What you will do:
From the listing that follows, extract every line and set it down unaltered.

(Figure collection entries)

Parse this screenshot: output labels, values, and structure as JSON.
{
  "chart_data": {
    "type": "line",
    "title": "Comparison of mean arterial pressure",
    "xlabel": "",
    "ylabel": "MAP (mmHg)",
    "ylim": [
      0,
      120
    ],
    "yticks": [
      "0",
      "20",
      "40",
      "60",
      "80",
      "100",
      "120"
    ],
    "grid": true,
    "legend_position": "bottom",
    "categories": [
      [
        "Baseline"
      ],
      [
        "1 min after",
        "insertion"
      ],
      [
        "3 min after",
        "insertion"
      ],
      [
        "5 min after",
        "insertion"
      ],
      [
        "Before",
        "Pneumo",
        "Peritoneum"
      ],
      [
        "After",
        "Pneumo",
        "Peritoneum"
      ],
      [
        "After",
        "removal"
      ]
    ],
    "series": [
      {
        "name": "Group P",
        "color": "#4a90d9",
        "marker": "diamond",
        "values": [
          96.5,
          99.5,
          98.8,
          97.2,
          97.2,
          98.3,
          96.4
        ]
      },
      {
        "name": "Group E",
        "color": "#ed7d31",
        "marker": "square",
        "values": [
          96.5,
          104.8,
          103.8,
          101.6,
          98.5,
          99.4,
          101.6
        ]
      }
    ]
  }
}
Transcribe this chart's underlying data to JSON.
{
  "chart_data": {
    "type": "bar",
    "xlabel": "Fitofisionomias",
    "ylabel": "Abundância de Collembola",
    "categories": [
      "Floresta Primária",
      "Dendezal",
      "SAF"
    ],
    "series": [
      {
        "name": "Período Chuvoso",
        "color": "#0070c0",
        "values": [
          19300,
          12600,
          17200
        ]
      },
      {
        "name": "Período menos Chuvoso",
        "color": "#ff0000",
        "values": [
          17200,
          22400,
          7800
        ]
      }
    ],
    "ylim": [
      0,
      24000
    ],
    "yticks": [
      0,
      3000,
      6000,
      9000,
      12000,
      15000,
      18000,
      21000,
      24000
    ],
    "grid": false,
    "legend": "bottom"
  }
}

Exercise output:
Parse this screenshot: output labels, values, and structure as JSON.
{
  "chart_data": {
    "type": "line",
    "title": "Comparison of mean arterial pressure",
    "xlabel": "",
    "ylabel": "MAP (mmHg)",
    "ylim": [
      0,
      120
    ],
    "yticks": [
      "0",
      "20",
      "40",
      "60",
      "80",
      "100",
      "120"
    ],
    "grid": true,
    "legend_position": "bottom",
    "categories": [
      [
        "Baseline"
      ],
      [
        "1 min after",
        "insertion"
      ],
      [
        "3 min after",
        "insertion"
      ],
      [
        "5 min after",
        "insertion"
      ],
      [
        "Before",
        "Pneumo",
        "Peritoneum"
      ],
      [
        "After",
        "Pneumo",
        "Peritoneum"
      ],
      [
        "After",
        "removal"
      ]
    ],
    "series": [
      {
        "name": "Group P",
        "color": "#4a90d9",
        "marker": "diamond",
        "values": [
          96.5,
          99.5,
          98.8,
          97.2,
          97.2,
          98.3,
          96.4
        ]
      },
      {
        "name": "Group E",
        "color": "#ed7d31",
        "marker": "square",
        "values": [
          96.5,
          104.8,
          103.8,
          101.6,
          98.5,
          99.4,
          101.6
        ]
      }
    ]
  }
}
Transcribe this chart's underlying data to JSON.
{
  "chart_data": {
    "type": "bar",
    "xlabel": "Fitofisionomias",
    "ylabel": "Abundância de Collembola",
    "categories": [
      "Floresta Primária",
      "Dendezal",
      "SAF"
    ],
    "series": [
      {
        "name": "Período Chuvoso",
        "color": "#0070c0",
        "values": [
          19300,
          12600,
          17200
        ]
      },
      {
        "name": "Período menos Chuvoso",
        "color": "#ff0000",
        "values": [
          17200,
          22400,
          7800
        ]
      }
    ],
    "ylim": [
      0,
      24000
    ],
    "yticks": [
      0,
      3000,
      6000,
      9000,
      12000,
      15000,
      18000,
      21000,
      24000
    ],
    "grid": false,
    "legend": "bottom"
  }
}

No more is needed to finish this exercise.